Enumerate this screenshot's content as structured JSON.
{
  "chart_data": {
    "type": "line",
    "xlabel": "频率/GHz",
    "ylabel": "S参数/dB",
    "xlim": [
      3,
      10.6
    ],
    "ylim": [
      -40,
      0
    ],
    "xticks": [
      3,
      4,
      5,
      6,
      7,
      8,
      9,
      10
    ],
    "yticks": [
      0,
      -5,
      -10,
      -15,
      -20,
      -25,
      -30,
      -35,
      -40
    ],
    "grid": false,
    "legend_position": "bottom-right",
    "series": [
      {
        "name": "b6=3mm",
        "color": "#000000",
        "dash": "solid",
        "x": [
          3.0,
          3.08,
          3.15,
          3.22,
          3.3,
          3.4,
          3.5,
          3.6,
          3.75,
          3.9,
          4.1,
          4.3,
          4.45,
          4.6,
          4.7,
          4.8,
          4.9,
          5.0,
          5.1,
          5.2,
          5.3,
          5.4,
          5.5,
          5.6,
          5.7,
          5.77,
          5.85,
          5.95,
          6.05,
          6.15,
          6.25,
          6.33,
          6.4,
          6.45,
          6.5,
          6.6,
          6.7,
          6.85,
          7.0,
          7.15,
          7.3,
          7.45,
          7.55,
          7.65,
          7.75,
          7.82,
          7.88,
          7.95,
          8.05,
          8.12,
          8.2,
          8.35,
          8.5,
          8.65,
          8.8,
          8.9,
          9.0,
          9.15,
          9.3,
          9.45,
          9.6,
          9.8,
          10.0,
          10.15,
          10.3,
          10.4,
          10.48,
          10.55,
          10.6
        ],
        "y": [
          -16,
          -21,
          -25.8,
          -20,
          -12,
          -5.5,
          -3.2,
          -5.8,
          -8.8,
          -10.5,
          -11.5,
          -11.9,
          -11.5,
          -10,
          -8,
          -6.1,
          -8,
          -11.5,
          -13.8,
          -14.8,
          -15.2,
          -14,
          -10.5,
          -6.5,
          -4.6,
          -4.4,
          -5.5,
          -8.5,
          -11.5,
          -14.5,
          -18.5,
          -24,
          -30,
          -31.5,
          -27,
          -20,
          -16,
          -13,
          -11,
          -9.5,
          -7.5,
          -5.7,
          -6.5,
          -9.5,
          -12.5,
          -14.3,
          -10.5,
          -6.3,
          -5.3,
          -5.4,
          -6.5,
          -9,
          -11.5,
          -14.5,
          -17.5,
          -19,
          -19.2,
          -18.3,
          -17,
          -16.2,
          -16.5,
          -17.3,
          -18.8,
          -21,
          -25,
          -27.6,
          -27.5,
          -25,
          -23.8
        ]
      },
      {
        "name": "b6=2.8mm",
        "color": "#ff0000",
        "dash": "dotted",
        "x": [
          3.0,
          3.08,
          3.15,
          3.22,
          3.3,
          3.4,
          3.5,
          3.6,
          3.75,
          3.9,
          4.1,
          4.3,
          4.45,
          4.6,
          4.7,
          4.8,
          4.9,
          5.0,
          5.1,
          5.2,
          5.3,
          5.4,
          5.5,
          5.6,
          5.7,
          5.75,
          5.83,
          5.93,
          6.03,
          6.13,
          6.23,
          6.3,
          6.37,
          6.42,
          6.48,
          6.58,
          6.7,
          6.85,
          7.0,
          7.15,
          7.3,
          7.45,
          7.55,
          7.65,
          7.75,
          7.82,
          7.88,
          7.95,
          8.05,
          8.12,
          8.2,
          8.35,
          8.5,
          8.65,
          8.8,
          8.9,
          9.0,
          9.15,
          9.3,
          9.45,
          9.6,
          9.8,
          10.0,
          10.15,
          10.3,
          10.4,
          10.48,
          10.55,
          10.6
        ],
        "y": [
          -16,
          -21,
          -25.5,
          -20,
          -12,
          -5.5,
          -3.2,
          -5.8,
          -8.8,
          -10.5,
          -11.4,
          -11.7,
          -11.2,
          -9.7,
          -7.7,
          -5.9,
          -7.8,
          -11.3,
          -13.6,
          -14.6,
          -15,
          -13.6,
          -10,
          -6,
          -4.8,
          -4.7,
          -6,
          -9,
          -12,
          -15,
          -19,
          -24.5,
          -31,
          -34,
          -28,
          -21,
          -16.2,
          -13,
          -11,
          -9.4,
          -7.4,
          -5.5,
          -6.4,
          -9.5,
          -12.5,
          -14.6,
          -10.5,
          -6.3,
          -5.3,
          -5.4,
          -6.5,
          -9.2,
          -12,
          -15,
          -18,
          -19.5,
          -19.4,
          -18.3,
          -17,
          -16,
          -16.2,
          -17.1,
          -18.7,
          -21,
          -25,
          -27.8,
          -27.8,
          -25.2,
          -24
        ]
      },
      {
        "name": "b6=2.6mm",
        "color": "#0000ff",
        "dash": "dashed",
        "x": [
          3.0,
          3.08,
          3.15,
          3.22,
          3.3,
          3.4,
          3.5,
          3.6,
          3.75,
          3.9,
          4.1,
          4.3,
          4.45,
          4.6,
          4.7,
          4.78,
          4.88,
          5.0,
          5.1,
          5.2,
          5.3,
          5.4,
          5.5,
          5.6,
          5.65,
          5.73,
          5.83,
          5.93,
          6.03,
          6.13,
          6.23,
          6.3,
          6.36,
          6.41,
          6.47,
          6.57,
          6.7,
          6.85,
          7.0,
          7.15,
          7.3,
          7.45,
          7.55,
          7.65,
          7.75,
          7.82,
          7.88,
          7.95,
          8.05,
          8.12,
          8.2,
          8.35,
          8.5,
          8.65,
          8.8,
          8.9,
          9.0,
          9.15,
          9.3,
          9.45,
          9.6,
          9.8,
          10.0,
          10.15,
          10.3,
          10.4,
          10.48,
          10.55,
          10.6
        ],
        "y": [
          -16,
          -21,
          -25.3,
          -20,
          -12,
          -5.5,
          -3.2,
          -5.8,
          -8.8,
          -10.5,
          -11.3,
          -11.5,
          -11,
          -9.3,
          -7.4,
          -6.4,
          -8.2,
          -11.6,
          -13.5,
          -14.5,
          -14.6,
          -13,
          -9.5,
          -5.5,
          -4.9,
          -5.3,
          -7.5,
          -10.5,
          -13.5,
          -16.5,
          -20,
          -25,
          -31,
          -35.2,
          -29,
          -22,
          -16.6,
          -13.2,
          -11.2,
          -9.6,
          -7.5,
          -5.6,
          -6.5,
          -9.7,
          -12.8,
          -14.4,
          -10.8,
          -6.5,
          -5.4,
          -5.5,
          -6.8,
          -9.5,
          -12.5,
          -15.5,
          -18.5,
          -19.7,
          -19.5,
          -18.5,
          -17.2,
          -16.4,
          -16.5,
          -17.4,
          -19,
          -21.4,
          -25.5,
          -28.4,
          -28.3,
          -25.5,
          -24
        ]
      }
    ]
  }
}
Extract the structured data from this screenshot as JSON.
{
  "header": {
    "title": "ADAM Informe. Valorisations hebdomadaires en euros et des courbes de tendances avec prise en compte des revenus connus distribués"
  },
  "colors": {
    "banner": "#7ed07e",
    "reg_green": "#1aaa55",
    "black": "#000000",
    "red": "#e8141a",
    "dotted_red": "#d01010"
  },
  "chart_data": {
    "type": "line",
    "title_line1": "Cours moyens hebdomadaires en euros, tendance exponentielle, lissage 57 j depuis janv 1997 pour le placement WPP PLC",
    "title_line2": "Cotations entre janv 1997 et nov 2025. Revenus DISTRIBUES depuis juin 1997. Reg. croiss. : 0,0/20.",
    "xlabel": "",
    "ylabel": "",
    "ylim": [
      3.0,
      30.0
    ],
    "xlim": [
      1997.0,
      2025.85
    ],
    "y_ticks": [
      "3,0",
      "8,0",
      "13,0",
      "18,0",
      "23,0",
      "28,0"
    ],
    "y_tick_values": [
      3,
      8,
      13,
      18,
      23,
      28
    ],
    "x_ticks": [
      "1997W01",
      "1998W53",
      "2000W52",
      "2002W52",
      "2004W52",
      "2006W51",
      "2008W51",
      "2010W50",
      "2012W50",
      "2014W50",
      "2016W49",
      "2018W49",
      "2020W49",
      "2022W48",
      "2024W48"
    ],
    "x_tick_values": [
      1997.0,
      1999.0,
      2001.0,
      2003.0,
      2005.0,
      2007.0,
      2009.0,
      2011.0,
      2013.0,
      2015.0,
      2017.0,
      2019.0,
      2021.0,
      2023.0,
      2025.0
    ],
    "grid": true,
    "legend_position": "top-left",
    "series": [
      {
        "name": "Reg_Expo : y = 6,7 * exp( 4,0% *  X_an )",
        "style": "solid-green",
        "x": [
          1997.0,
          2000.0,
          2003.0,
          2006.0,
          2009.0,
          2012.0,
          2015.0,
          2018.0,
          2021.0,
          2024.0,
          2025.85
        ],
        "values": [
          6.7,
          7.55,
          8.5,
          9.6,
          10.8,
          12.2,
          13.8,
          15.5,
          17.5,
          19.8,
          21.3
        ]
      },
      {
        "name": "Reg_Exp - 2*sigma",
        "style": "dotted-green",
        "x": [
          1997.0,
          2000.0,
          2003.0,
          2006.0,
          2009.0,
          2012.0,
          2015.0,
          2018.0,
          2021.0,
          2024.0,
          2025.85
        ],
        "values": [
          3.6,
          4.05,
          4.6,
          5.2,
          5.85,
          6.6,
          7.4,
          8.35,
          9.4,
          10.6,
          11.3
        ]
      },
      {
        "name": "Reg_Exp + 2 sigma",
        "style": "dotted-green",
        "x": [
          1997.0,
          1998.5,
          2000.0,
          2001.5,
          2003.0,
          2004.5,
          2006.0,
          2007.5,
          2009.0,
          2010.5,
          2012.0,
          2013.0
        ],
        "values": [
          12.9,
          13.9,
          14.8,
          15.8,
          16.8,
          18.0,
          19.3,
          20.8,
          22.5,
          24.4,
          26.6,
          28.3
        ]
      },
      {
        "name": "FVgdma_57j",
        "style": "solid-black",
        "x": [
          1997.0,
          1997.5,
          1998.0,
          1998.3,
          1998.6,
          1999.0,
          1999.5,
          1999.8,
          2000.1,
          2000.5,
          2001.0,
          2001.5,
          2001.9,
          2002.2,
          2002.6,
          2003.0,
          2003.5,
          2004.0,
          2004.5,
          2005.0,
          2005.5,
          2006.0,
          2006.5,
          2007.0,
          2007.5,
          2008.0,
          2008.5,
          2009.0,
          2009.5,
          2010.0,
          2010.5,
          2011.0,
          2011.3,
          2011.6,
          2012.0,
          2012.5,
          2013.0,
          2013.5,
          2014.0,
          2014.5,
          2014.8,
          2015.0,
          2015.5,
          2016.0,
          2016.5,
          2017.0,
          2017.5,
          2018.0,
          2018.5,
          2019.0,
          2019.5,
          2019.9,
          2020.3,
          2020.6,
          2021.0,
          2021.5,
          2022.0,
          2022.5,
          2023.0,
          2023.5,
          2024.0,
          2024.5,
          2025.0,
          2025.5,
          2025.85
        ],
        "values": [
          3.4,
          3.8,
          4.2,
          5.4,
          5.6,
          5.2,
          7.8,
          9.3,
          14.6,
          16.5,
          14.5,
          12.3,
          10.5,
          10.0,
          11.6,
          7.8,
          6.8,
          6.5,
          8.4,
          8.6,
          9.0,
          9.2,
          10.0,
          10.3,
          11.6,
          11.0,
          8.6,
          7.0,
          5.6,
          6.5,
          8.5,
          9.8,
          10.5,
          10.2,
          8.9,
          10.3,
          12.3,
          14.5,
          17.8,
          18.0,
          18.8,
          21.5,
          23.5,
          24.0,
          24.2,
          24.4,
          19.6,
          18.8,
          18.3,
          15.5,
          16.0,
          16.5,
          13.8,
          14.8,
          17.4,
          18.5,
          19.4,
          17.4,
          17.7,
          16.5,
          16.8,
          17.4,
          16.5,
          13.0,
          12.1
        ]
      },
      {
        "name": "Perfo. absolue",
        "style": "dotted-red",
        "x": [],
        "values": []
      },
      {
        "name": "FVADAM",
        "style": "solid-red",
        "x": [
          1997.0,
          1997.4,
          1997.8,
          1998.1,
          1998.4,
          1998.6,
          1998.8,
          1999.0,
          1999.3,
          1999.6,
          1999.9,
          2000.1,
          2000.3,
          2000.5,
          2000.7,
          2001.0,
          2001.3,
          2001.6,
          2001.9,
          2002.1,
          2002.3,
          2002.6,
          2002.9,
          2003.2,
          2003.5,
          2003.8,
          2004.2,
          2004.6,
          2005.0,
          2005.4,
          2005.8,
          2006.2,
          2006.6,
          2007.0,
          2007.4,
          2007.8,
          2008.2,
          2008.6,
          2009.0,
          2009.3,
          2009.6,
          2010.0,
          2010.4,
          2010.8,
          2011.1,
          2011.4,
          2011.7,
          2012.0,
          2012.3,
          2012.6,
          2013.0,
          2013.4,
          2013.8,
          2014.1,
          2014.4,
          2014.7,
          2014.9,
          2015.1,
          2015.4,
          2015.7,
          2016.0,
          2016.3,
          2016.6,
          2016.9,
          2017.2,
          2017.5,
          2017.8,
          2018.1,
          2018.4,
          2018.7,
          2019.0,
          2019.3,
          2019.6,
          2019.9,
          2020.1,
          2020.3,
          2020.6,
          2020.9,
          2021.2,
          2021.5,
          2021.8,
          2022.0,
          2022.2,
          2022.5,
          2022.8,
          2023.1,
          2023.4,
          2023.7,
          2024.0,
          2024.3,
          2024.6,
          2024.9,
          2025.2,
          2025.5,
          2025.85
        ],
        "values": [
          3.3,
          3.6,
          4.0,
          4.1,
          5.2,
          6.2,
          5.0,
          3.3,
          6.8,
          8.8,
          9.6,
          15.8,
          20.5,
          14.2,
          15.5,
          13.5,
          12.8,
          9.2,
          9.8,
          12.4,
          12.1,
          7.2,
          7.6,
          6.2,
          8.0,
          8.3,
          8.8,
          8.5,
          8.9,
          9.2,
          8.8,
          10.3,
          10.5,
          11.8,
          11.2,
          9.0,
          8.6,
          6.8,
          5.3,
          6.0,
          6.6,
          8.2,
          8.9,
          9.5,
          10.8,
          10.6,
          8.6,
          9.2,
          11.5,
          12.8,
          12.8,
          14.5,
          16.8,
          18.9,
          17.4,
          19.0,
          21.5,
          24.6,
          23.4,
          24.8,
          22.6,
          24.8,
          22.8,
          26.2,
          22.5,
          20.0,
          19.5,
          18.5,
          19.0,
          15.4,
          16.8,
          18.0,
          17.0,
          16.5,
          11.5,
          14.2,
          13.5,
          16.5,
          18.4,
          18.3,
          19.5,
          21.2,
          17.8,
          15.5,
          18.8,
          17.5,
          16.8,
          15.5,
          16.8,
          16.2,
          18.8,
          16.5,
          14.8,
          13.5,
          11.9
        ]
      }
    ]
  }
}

□ □ □ □

◆ OBJECTIVE:
In the records above, find each line that holds the word "style"; copy all such lines.

◆ REPLY TO THE EXERCISE:
        "style": "solid-green",
        "style": "dotted-green",
        "style": "dotted-green",
        "style": "solid-black",
        "style": "dotted-red",
        "style": "solid-red",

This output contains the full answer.